'''

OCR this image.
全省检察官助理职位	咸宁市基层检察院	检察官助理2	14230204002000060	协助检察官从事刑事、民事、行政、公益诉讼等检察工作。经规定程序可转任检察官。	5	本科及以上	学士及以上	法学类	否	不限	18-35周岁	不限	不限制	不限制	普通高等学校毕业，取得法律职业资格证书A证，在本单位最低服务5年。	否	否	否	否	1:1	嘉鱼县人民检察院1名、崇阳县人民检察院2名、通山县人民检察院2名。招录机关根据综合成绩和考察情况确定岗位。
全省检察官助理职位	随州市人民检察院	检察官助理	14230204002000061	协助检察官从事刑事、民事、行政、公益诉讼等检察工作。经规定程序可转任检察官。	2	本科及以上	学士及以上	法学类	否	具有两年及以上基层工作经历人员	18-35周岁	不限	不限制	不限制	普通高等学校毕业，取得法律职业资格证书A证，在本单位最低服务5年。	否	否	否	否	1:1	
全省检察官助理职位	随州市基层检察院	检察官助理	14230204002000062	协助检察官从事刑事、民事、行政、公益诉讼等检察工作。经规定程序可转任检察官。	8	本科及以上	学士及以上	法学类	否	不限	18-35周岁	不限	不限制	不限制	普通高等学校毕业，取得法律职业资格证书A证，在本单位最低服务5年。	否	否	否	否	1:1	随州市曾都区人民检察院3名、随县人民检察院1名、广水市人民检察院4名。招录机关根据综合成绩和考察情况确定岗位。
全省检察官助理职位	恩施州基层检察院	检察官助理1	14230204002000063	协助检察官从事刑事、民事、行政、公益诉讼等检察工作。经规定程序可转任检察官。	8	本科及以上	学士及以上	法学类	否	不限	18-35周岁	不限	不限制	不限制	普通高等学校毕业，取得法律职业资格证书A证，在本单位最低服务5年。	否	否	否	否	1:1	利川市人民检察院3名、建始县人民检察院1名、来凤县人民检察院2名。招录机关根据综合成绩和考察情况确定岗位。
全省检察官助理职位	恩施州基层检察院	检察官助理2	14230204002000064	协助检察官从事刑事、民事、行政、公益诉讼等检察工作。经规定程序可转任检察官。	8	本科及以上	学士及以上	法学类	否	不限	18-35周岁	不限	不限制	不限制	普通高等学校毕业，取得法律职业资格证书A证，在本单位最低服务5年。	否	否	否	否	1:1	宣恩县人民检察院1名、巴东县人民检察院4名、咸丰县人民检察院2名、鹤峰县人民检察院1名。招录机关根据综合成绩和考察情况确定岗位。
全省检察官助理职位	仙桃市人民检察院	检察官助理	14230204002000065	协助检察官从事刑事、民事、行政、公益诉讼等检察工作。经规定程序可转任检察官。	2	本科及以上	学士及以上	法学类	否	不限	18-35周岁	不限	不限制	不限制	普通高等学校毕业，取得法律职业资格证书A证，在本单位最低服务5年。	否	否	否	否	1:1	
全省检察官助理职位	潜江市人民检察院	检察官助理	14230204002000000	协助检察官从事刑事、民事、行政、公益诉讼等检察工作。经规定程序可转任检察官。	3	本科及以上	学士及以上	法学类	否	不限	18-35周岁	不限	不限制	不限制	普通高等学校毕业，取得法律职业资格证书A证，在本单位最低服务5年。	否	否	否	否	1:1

'''

Task objective: Extract from the data every line where "恩施州基层检察院" shows up.

Output for this exercise:
全省检察官助理职位	恩施州基层检察院	检察官助理1	14230204002000063	协助检察官从事刑事、民事、行政、公益诉讼等检察工作。经规定程序可转任检察官。	8	本科及以上	学士及以上	法学类	否	不限	18-35周岁	不限	不限制	不限制	普通高等学校毕业，取得法律职业资格证书A证，在本单位最低服务5年。	否	否	否	否	1:1	利川市人民检察院3名、建始县人民检察院1名、来凤县人民检察院2名。招录机关根据综合成绩和考察情况确定岗位。
全省检察官助理职位	恩施州基层检察院	检察官助理2	14230204002000064	协助检察官从事刑事、民事、行政、公益诉讼等检察工作。经规定程序可转任检察官。	8	本科及以上	学士及以上	法学类	否	不限	18-35周岁	不限	不限制	不限制	普通高等学校毕业，取得法律职业资格证书A证，在本单位最低服务5年。	否	否	否	否	1:1	宣恩县人民检察院1名、巴东县人民检察院4名、咸丰县人民检察院2名、鹤峰县人民检察院1名。招录机关根据综合成绩和考察情况确定岗位。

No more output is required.